• _Work to do_
Reproduce everything from the start of the data down to the line containing "373, 600, 407]", swapping "typed-interlinear-insert" for "typed-insertion" and leaving all else unchanged.

**** Information shown

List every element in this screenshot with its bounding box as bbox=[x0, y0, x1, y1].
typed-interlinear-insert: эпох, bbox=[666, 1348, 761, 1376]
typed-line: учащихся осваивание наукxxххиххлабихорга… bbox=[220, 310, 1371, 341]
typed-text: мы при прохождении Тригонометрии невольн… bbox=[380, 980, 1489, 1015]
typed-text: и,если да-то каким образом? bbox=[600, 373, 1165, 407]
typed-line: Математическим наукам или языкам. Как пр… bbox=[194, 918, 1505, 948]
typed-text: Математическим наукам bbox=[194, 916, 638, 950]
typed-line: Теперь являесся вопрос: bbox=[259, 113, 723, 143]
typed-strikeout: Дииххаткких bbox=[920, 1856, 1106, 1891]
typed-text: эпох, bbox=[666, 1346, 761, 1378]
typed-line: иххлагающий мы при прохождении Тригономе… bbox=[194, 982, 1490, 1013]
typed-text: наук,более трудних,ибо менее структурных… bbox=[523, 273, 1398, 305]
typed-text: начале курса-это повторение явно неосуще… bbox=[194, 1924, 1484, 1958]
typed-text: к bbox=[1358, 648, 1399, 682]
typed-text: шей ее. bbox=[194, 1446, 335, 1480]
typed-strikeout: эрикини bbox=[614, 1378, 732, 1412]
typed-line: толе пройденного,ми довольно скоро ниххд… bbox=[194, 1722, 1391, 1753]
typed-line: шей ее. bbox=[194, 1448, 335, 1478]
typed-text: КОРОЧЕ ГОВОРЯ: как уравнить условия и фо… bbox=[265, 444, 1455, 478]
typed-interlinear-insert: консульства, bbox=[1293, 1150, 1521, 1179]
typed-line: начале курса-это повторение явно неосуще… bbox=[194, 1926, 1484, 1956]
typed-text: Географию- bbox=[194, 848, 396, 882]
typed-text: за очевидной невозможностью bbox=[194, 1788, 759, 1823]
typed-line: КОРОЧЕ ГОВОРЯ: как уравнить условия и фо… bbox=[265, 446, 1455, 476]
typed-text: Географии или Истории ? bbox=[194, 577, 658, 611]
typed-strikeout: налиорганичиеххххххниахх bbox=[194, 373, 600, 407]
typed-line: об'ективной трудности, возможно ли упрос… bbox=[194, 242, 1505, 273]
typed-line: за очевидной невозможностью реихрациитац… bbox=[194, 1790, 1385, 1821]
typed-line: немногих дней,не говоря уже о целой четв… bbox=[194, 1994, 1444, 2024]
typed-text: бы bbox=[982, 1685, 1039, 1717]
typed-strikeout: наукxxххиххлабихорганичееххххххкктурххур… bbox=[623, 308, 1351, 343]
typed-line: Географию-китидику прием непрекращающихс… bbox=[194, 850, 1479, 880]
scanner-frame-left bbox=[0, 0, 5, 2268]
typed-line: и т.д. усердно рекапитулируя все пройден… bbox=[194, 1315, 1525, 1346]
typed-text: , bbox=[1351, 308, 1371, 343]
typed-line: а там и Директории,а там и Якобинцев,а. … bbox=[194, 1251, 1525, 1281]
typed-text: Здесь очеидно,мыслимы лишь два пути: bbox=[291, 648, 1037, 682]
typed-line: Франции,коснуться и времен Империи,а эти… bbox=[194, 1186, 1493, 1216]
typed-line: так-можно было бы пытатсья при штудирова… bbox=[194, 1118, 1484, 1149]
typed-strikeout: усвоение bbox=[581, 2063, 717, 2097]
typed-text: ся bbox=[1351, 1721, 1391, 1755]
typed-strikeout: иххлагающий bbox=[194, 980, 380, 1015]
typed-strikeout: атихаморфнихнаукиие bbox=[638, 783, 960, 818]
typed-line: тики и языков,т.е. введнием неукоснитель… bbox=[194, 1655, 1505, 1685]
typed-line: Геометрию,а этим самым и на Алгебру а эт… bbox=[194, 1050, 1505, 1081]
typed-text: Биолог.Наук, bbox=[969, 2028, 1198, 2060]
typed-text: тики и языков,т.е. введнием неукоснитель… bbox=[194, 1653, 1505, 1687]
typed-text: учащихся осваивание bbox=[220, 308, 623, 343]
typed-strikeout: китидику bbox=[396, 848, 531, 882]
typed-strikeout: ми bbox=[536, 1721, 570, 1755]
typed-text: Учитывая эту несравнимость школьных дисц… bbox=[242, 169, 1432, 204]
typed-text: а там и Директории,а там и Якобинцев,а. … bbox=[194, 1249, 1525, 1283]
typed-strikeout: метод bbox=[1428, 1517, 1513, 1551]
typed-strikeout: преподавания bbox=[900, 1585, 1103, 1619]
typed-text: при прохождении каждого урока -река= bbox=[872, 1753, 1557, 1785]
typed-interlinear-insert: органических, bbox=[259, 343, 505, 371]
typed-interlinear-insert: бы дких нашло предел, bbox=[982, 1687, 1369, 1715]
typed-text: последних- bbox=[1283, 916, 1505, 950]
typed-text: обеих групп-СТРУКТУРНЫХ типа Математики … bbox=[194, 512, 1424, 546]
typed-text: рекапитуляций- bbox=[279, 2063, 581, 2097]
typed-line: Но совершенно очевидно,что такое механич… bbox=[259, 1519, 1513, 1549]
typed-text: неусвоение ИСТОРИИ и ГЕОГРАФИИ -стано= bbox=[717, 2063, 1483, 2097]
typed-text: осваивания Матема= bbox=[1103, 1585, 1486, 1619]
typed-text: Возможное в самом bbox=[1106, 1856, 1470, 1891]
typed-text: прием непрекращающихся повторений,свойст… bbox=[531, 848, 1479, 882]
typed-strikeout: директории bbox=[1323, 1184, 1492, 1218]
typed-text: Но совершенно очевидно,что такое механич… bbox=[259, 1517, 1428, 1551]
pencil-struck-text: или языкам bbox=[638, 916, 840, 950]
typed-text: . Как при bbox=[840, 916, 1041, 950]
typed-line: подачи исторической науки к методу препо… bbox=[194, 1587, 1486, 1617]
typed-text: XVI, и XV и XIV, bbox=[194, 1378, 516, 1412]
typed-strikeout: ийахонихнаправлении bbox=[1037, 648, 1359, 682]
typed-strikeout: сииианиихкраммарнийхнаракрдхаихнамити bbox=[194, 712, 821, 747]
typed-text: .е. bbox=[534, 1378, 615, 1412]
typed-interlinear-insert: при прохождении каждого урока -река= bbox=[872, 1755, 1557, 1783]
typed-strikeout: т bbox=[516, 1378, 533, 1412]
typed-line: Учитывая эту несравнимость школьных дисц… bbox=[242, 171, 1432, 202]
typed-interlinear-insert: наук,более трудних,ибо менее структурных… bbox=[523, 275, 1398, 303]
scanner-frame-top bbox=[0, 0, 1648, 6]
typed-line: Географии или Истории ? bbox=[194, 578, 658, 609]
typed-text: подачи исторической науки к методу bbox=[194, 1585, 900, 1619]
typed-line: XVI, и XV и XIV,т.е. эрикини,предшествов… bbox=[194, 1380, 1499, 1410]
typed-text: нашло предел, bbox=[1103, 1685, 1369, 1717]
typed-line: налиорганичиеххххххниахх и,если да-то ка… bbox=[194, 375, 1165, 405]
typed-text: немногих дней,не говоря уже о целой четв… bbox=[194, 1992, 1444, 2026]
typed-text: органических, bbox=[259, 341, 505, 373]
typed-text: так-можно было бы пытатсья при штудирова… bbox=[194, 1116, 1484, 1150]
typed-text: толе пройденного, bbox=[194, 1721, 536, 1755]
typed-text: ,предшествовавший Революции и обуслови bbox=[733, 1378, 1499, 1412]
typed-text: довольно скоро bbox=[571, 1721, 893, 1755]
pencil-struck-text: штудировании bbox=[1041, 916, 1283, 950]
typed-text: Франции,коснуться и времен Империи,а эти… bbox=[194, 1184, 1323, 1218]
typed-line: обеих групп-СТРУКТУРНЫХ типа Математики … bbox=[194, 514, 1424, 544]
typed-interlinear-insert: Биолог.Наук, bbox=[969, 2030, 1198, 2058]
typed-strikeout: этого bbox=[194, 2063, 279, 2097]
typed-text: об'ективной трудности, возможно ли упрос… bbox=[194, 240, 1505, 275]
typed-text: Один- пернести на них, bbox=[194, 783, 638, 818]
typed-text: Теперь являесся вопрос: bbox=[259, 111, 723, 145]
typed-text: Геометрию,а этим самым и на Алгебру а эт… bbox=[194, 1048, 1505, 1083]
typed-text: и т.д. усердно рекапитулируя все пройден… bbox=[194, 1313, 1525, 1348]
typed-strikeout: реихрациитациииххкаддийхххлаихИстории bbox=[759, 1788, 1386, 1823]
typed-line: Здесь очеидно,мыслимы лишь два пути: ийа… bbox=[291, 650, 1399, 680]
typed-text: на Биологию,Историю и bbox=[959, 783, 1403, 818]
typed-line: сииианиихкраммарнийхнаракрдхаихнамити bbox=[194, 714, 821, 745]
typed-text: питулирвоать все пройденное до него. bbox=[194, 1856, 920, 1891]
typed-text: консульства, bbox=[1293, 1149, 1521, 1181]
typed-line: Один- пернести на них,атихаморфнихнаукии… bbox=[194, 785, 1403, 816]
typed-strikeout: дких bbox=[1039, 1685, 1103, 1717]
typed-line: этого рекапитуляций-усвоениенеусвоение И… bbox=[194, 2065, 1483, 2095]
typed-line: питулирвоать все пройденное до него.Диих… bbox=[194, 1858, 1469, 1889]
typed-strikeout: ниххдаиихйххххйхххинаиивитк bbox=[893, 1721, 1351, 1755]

********

• _Task output_
List every element in this screenshot with its bounding box as bbox=[x0, y0, x1, y1].
typed-insertion: эпох, bbox=[666, 1348, 761, 1376]
typed-line: учащихся осваивание наукxxххиххлабихорга… bbox=[220, 310, 1371, 341]
typed-text: мы при прохождении Тригонометрии невольн… bbox=[380, 980, 1489, 1015]
typed-text: и,если да-то каким образом? bbox=[600, 373, 1165, 407]
typed-line: Математическим наукам или языкам. Как пр… bbox=[194, 918, 1505, 948]
typed-text: Математическим наукам bbox=[194, 916, 638, 950]
typed-line: Теперь являесся вопрос: bbox=[259, 113, 723, 143]
typed-strikeout: Дииххаткких bbox=[920, 1856, 1106, 1891]
typed-text: эпох, bbox=[666, 1346, 761, 1378]
typed-line: иххлагающий мы при прохождении Тригономе… bbox=[194, 982, 1490, 1013]
typed-text: наук,более трудних,ибо менее структурных… bbox=[523, 273, 1398, 305]
typed-text: начале курса-это повторение явно неосуще… bbox=[194, 1924, 1484, 1958]
typed-text: к bbox=[1358, 648, 1399, 682]
typed-text: шей ее. bbox=[194, 1446, 335, 1480]
typed-strikeout: эрикини bbox=[614, 1378, 732, 1412]
typed-line: толе пройденного,ми довольно скоро ниххд… bbox=[194, 1722, 1391, 1753]
typed-line: шей ее. bbox=[194, 1448, 335, 1478]
typed-text: КОРОЧЕ ГОВОРЯ: как уравнить условия и фо… bbox=[265, 444, 1455, 478]
typed-insertion: консульства, bbox=[1293, 1150, 1521, 1179]
typed-line: начале курса-это повторение явно неосуще… bbox=[194, 1926, 1484, 1956]
typed-text: Географию- bbox=[194, 848, 396, 882]
typed-text: за очевидной невозможностью bbox=[194, 1788, 759, 1823]
typed-line: КОРОЧЕ ГОВОРЯ: как уравнить условия и фо… bbox=[265, 446, 1455, 476]
typed-text: Географии или Истории ? bbox=[194, 577, 658, 611]
typed-strikeout: налиорганичиеххххххниахх bbox=[194, 373, 600, 407]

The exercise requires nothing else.